OBJECTIVE
Scan the data below for the string "Ennusteen". Copy every line where it appears.

Figure record extracts

────────────────────

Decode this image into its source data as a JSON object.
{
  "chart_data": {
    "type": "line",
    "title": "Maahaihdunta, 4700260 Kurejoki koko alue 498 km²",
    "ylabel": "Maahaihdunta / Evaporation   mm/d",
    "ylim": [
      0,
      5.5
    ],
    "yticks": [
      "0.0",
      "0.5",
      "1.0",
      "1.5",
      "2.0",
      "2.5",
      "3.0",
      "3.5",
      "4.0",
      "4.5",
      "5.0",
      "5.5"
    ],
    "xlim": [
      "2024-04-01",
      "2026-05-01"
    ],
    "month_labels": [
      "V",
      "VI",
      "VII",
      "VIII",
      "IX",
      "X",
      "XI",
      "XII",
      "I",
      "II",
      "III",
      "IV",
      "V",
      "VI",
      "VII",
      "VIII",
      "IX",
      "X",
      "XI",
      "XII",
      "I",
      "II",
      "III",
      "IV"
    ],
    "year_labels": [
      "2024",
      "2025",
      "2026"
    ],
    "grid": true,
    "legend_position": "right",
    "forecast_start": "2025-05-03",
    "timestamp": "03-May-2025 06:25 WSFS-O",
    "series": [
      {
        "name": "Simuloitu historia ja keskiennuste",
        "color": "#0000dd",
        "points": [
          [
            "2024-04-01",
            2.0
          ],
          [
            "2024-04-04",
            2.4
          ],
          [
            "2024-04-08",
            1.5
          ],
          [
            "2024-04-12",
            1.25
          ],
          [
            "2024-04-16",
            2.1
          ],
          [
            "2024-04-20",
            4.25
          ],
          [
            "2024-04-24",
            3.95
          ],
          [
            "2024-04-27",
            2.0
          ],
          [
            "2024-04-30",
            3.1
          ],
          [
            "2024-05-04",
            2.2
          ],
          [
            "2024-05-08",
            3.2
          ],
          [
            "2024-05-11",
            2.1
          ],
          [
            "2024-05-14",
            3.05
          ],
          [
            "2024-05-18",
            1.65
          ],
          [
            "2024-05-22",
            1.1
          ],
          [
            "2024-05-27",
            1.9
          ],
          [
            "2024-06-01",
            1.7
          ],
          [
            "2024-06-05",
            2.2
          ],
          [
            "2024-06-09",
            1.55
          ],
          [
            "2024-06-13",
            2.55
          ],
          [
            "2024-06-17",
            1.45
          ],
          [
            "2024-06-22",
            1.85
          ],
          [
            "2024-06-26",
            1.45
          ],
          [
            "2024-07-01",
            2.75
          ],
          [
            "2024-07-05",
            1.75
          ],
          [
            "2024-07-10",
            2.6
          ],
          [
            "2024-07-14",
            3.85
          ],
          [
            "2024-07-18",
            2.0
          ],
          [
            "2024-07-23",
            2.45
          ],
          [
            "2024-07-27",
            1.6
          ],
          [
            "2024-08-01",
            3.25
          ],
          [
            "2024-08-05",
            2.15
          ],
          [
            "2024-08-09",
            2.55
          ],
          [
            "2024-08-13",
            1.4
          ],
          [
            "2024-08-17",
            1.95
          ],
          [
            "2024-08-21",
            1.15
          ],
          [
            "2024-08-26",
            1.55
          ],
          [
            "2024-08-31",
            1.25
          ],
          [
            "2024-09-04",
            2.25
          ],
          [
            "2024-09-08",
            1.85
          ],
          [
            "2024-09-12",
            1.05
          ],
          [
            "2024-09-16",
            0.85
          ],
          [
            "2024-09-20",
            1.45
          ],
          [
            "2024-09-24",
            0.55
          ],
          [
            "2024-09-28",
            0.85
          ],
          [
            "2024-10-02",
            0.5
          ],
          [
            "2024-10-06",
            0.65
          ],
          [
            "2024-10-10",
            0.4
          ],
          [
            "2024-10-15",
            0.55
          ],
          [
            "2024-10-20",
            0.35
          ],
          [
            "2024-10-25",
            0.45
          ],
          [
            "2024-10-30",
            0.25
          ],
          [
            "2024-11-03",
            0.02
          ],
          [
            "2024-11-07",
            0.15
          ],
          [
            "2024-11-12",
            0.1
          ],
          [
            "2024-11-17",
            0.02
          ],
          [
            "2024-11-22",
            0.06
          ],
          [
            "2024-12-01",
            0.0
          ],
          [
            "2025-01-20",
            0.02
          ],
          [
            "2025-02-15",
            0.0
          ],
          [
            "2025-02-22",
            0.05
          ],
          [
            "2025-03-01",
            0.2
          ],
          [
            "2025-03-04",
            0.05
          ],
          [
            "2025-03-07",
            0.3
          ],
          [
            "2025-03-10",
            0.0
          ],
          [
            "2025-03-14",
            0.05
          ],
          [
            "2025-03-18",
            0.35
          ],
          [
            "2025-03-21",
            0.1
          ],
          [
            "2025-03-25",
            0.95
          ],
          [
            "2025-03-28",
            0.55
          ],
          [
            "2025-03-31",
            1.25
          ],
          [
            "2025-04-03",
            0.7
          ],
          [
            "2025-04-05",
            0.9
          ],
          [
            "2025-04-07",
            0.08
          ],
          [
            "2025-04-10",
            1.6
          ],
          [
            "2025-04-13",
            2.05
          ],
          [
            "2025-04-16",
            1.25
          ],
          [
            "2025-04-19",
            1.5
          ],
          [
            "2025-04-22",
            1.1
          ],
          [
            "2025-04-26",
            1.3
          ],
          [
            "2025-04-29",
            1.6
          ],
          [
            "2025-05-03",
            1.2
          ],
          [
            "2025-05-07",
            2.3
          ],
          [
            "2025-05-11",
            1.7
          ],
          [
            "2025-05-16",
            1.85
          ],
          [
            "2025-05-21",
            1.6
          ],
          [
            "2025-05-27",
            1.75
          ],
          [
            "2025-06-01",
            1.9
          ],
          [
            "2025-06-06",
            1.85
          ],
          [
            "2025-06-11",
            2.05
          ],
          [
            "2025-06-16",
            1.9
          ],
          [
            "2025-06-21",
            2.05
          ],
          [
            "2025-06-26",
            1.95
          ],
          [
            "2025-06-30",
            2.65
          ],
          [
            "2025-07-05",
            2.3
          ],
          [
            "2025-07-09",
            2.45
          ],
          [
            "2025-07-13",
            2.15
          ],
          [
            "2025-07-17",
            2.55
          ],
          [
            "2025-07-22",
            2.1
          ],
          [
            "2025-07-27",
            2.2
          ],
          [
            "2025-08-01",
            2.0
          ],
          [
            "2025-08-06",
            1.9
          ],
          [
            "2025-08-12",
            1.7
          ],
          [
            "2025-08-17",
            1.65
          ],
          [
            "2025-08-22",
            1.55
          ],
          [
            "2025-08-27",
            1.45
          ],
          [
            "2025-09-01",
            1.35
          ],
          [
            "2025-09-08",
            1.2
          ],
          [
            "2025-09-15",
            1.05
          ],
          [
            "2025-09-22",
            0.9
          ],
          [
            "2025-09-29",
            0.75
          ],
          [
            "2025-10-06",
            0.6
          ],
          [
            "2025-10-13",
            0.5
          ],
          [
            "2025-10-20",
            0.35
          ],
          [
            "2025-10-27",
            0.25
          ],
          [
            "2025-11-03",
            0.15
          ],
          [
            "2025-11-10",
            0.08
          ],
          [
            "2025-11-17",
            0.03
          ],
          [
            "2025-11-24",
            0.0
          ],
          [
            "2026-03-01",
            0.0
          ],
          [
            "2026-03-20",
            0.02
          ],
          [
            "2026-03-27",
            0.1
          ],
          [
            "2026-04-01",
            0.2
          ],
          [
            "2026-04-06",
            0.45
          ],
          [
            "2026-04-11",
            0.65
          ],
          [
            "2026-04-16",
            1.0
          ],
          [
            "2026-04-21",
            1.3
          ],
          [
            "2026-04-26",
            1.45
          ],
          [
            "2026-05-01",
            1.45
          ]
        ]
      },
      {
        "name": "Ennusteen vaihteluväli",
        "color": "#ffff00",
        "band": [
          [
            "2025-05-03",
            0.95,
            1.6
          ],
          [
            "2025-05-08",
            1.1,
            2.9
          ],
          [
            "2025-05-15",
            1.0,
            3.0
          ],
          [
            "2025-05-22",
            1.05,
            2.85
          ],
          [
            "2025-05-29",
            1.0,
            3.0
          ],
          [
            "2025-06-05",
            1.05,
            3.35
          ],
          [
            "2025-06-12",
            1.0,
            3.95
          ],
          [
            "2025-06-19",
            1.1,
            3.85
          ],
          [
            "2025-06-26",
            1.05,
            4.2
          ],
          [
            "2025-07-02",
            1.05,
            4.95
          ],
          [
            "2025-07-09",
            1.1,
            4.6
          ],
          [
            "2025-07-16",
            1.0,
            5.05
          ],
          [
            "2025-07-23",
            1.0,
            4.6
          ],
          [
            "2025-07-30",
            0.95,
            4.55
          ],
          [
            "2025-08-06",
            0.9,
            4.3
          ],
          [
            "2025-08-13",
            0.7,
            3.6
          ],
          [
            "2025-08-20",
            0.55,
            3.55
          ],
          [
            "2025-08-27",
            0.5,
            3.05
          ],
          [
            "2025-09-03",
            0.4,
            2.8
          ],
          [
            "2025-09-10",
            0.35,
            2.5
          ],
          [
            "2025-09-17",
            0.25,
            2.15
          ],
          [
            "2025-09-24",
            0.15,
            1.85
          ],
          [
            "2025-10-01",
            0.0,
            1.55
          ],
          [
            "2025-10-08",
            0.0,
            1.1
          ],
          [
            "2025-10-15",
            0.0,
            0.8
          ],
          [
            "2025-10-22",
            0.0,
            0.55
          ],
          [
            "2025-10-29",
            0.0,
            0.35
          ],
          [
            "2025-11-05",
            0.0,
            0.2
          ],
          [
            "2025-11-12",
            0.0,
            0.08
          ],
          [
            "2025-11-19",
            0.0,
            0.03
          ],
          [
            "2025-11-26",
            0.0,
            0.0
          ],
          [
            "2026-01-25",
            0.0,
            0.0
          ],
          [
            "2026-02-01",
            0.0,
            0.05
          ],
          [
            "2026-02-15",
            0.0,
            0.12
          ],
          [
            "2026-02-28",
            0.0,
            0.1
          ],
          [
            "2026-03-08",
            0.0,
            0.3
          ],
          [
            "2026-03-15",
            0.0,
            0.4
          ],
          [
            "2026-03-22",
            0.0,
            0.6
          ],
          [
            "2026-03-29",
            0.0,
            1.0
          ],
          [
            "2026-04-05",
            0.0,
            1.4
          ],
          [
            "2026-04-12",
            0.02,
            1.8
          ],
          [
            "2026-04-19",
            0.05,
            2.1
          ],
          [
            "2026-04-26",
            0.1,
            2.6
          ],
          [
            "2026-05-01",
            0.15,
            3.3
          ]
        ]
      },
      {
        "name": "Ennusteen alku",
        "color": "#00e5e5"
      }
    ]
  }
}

────────────────────

EXPECTED ANSWER
        "name": "Ennusteen vaihteluväli",
        "name": "Ennusteen alku",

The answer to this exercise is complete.